> [Data entries]
• • •
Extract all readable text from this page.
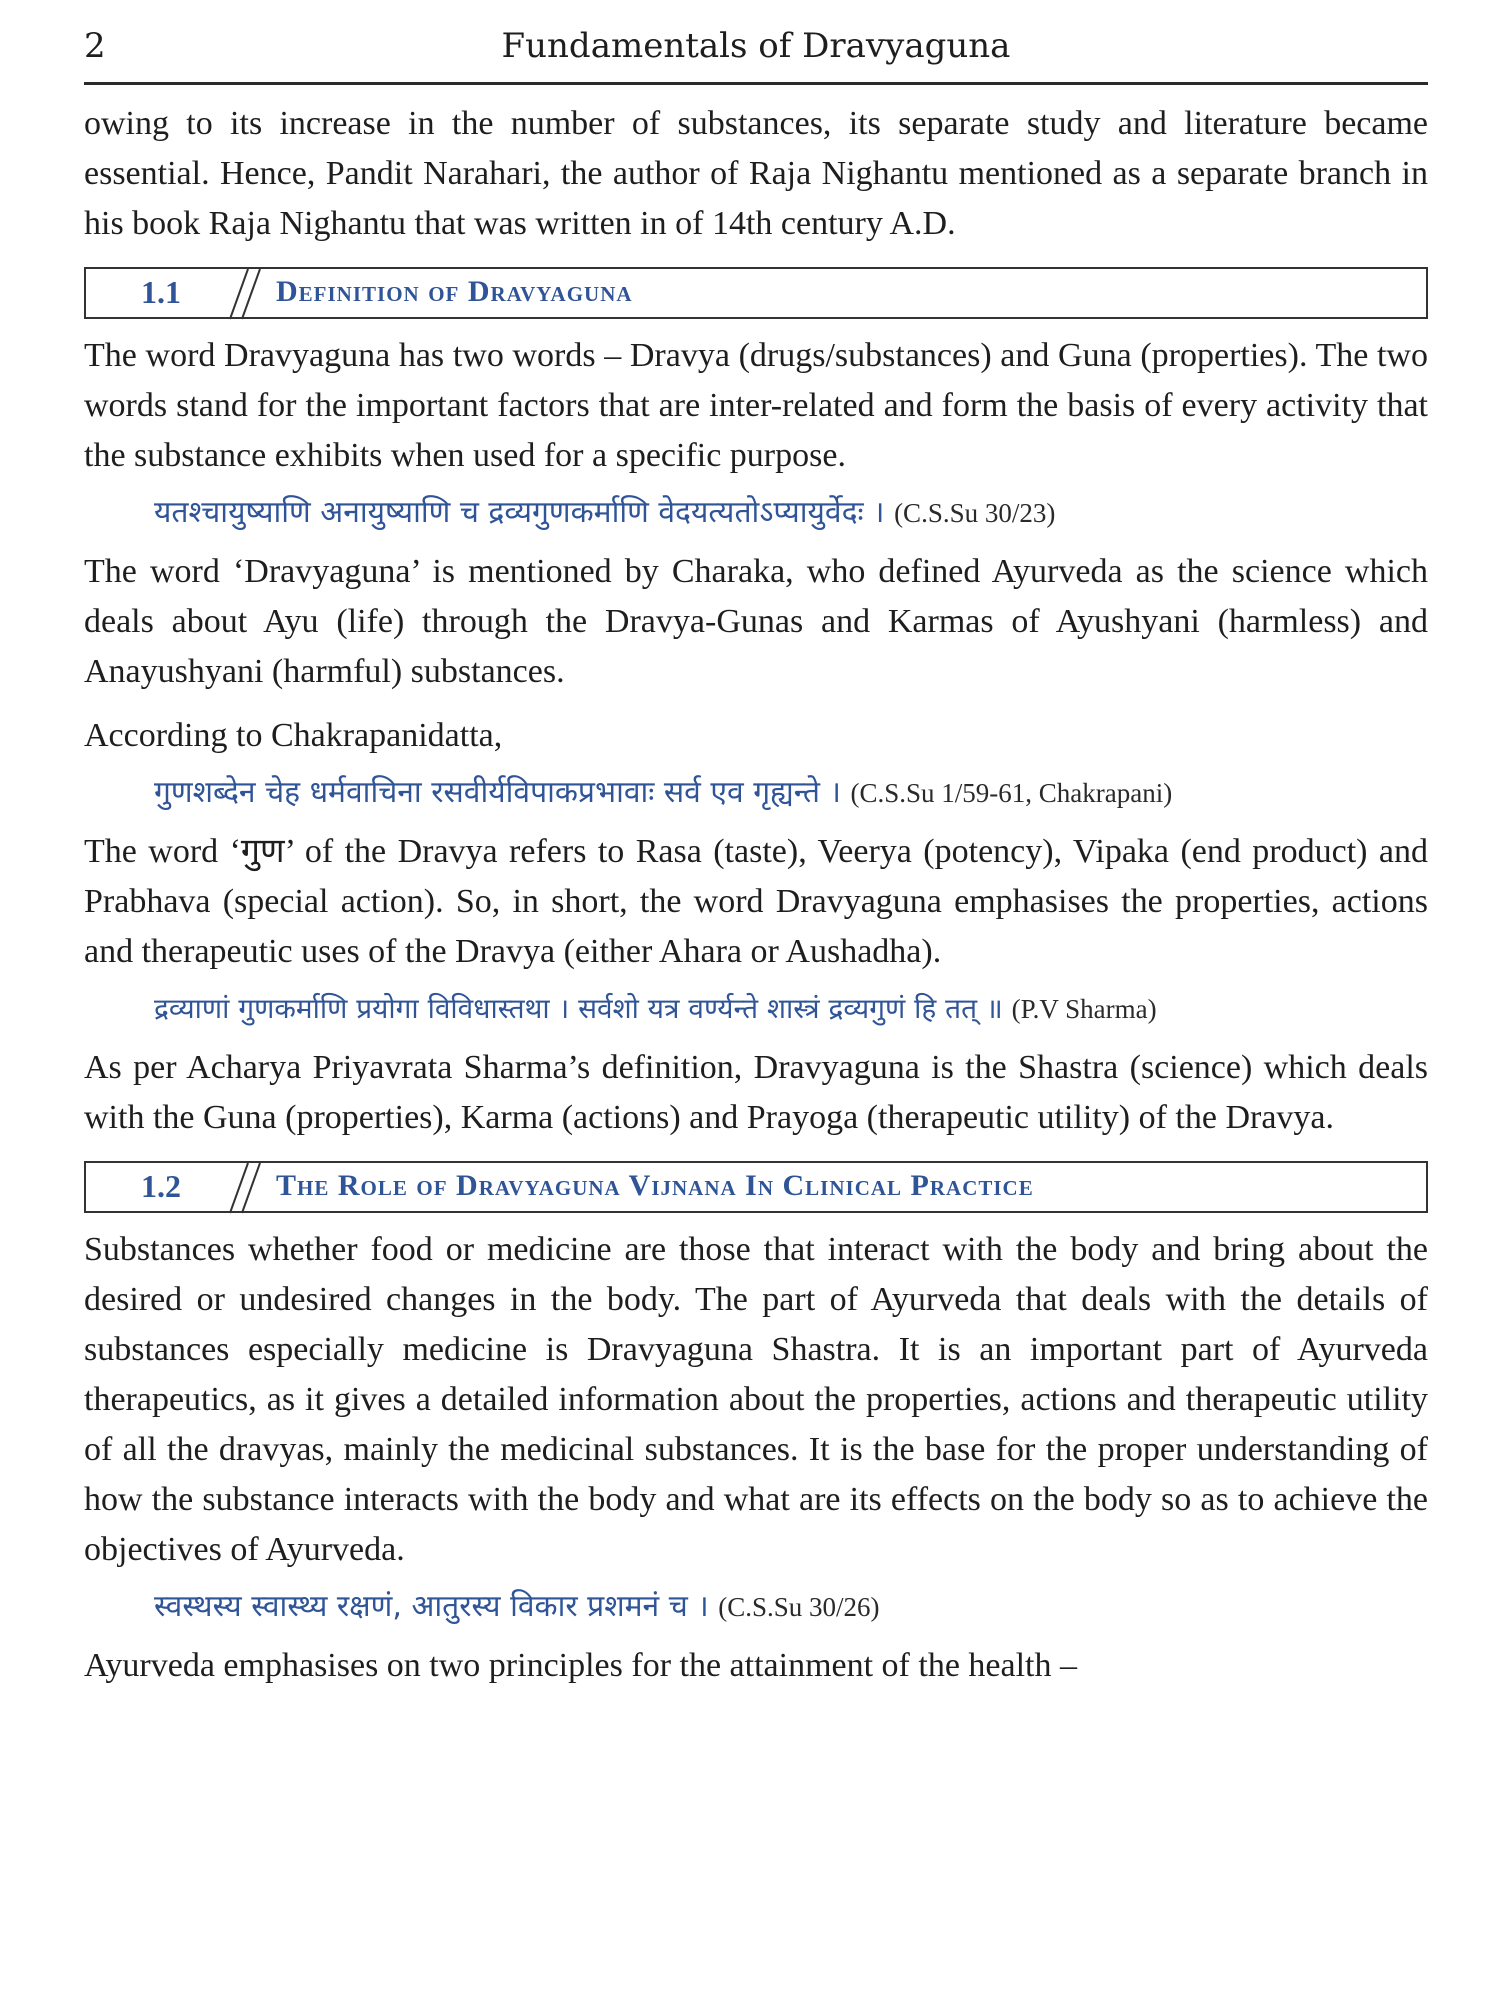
2	Fundamentals of Dravyaguna

owing to its increase in the number of substances, its separate study and literature became essential. Hence, Pandit Narahari, the author of Raja Nighantu mentioned as a separate branch in his book Raja Nighantu that was written in of 14th century A.D.

1.1	Definition of Dravyaguna

The word Dravyaguna has two words – Dravya (drugs/substances) and Guna (properties). The two words stand for the important factors that are inter-related and form the basis of every activity that the substance exhibits when used for a specific purpose.

यतश्चायुष्याणि अनायुष्याणि च द्रव्यगुणकर्माणि वेदयत्यतोऽप्यायुर्वेदः । (C.S.Su 30/23)

The word ‘Dravyaguna’ is mentioned by Charaka, who defined Ayurveda as the science which deals about Ayu (life) through the Dravya-Gunas and Karmas of Ayushyani (harmless) and Anayushyani (harmful) substances.

According to Chakrapanidatta,

गुणशब्देन चेह धर्मवाचिना रसवीर्यविपाकप्रभावाः सर्व एव गृह्यन्ते । (C.S.Su 1/59-61, Chakrapani)

The word ‘गुण’ of the Dravya refers to Rasa (taste), Veerya (potency), Vipaka (end product) and Prabhava (special action). So, in short, the word Dravyaguna emphasises the properties, actions and therapeutic uses of the Dravya (either Ahara or Aushadha).

द्रव्याणां गुणकर्माणि प्रयोगा विविधास्तथा । सर्वशो यत्र वर्ण्यन्ते शास्त्रं द्रव्यगुणं हि तत् ॥ (P.V Sharma)

As per Acharya Priyavrata Sharma’s definition, Dravyaguna is the Shastra (science) which deals with the Guna (properties), Karma (actions) and Prayoga (therapeutic utility) of the Dravya.

1.2	The Role of Dravyaguna Vijnana In Clinical Practice

Substances whether food or medicine are those that interact with the body and bring about the desired or undesired changes in the body. The part of Ayurveda that deals with the details of substances especially medicine is Dravyaguna Shastra. It is an important part of Ayurveda therapeutics, as it gives a detailed information about the properties, actions and therapeutic utility of all the dravyas, mainly the medicinal substances. It is the base for the proper understanding of how the substance interacts with the body and what are its effects on the body so as to achieve the objectives of Ayurveda.

स्वस्थस्य स्वास्थ्य रक्षणं, आतुरस्य विकार प्रशमनं च । (C.S.Su 30/26)

Ayurveda emphasises on two principles for the attainment of the health –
• • •
Leave out the pictures and copy the rest of the material above exactly.

Extract all readable text from this page.
2	Fundamentals of Dravyaguna

owing to its increase in the number of substances, its separate study and literature became essential. Hence, Pandit Narahari, the author of Raja Nighantu mentioned as a separate branch in his book Raja Nighantu that was written in of 14th century A.D.

1.1	Definition of Dravyaguna

The word Dravyaguna has two words – Dravya (drugs/substances) and Guna (properties). The two words stand for the important factors that are inter-related and form the basis of every activity that the substance exhibits when used for a specific purpose.

यतश्चायुष्याणि अनायुष्याणि च द्रव्यगुणकर्माणि वेदयत्यतोऽप्यायुर्वेदः । (C.S.Su 30/23)

The word ‘Dravyaguna’ is mentioned by Charaka, who defined Ayurveda as the science which deals about Ayu (life) through the Dravya-Gunas and Karmas of Ayushyani (harmless) and Anayushyani (harmful) substances.

According to Chakrapanidatta,

गुणशब्देन चेह धर्मवाचिना रसवीर्यविपाकप्रभावाः सर्व एव गृह्यन्ते । (C.S.Su 1/59-61, Chakrapani)

The word ‘गुण’ of the Dravya refers to Rasa (taste), Veerya (potency), Vipaka (end product) and Prabhava (special action). So, in short, the word Dravyaguna emphasises the properties, actions and therapeutic uses of the Dravya (either Ahara or Aushadha).

द्रव्याणां गुणकर्माणि प्रयोगा विविधास्तथा । सर्वशो यत्र वर्ण्यन्ते शास्त्रं द्रव्यगुणं हि तत् ॥ (P.V Sharma)

As per Acharya Priyavrata Sharma’s definition, Dravyaguna is the Shastra (science) which deals with the Guna (properties), Karma (actions) and Prayoga (therapeutic utility) of the Dravya.

1.2	The Role of Dravyaguna Vijnana In Clinical Practice

Substances whether food or medicine are those that interact with the body and bring about the desired or undesired changes in the body. The part of Ayurveda that deals with the details of substances especially medicine is Dravyaguna Shastra. It is an important part of Ayurveda therapeutics, as it gives a detailed information about the properties, actions and therapeutic utility of all the dravyas, mainly the medicinal substances. It is the base for the proper understanding of how the substance interacts with the body and what are its effects on the body so as to achieve the objectives of Ayurveda.

स्वस्थस्य स्वास्थ्य रक्षणं, आतुरस्य विकार प्रशमनं च । (C.S.Su 30/26)

Ayurveda emphasises on two principles for the attainment of the health –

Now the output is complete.